Collected data:
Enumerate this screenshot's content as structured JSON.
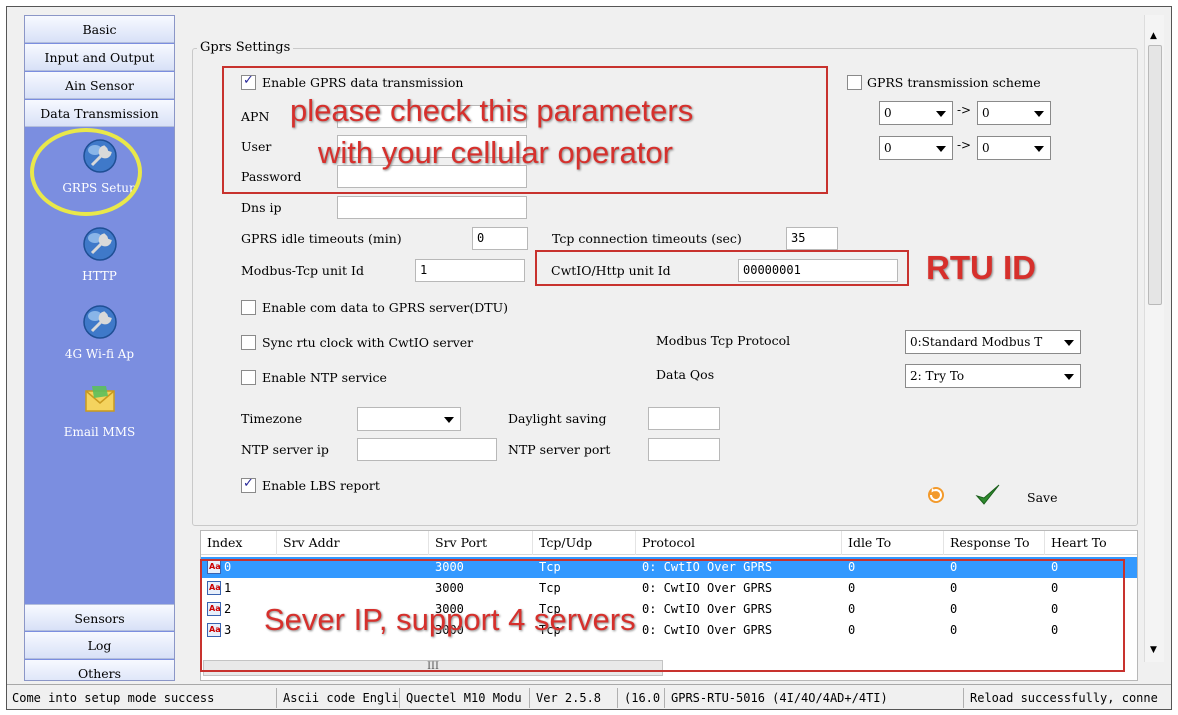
{
  "sidebar": {
    "categories_top": [
      "Basic",
      "Input and Output",
      "Ain Sensor",
      "Data Transmission"
    ],
    "items": [
      {
        "label": "GRPS Setup",
        "icon": "wrench-globe-icon"
      },
      {
        "label": "HTTP",
        "icon": "wrench-globe-icon"
      },
      {
        "label": "4G Wi-fi Ap",
        "icon": "wrench-globe-icon"
      },
      {
        "label": "Email MMS",
        "icon": "envelope-icon"
      }
    ],
    "categories_bottom": [
      "Sensors",
      "Log",
      "Others"
    ]
  },
  "gprs": {
    "title": "Gprs Settings",
    "enable_gprs_label": "Enable GPRS data transmission",
    "apn_label": "APN",
    "user_label": "User",
    "password_label": "Password",
    "dns_label": "Dns ip",
    "dns_value": "",
    "idle_label": "GPRS idle timeouts (min)",
    "idle_value": "0",
    "tcp_timeout_label": "Tcp connection timeouts (sec)",
    "tcp_timeout_value": "35",
    "modbus_unit_label": "Modbus-Tcp unit Id",
    "modbus_unit_value": "1",
    "cwt_unit_label": "CwtIO/Http unit Id",
    "cwt_unit_value": "00000001",
    "scheme_label": "GPRS transmission scheme",
    "scheme": [
      {
        "from": "0",
        "arrow": "->",
        "to": "0"
      },
      {
        "from": "0",
        "arrow": "->",
        "to": "0"
      }
    ],
    "enable_com_label": "Enable com data to GPRS server(DTU)",
    "sync_label": "Sync rtu clock with CwtIO server",
    "ntp_label": "Enable NTP service",
    "modbus_protocol_label": "Modbus Tcp Protocol",
    "modbus_protocol_value": "0:Standard Modbus T",
    "data_qos_label": "Data Qos",
    "data_qos_value": "2: Try To",
    "timezone_label": "Timezone",
    "timezone_value": "",
    "daylight_label": "Daylight saving",
    "ntp_ip_label": "NTP server ip",
    "ntp_port_label": "NTP server port",
    "lbs_label": "Enable LBS report",
    "save_label": "Save"
  },
  "annotations": {
    "params_line1": "please check this parameters",
    "params_line2": "with your cellular operator",
    "rtu_id": "RTU ID",
    "server_ip": "Sever IP, support 4 servers"
  },
  "table": {
    "headers": [
      "Index",
      "Srv Addr",
      "Srv Port",
      "Tcp/Udp",
      "Protocol",
      "Idle To",
      "Response To",
      "Heart To"
    ],
    "rows": [
      {
        "index": "0",
        "addr": "",
        "port": "3000",
        "proto": "Tcp",
        "protocol": "0: CwtIO Over GPRS",
        "idle": "0",
        "resp": "0",
        "heart": "0"
      },
      {
        "index": "1",
        "addr": "",
        "port": "3000",
        "proto": "Tcp",
        "protocol": "0: CwtIO Over GPRS",
        "idle": "0",
        "resp": "0",
        "heart": "0"
      },
      {
        "index": "2",
        "addr": "",
        "port": "3000",
        "proto": "Tcp",
        "protocol": "0: CwtIO Over GPRS",
        "idle": "0",
        "resp": "0",
        "heart": "0"
      },
      {
        "index": "3",
        "addr": "",
        "port": "3000",
        "proto": "Tcp",
        "protocol": "0: CwtIO Over GPRS",
        "idle": "0",
        "resp": "0",
        "heart": "0"
      }
    ],
    "scroll_label": "III"
  },
  "status": [
    "Come into setup mode success",
    "Ascii code Engli",
    "Quectel M10 Modu",
    "Ver 2.5.8",
    "(16.0",
    "GPRS-RTU-5016 (4I/4O/4AD+/4TI)",
    "Reload successfully, conne"
  ],
  "colors": {
    "sidebar": "#7b8ee0",
    "annotation_red": "#c8322e",
    "selection": "#3399ff",
    "highlight_circle": "#e9e84a"
  }
}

## Aim
Copy every line of the material in which the word "with" occurs.

## Response to this exercise
    "sync_label": "Sync rtu clock with CwtIO server",
    "params_line2": "with your cellular operator",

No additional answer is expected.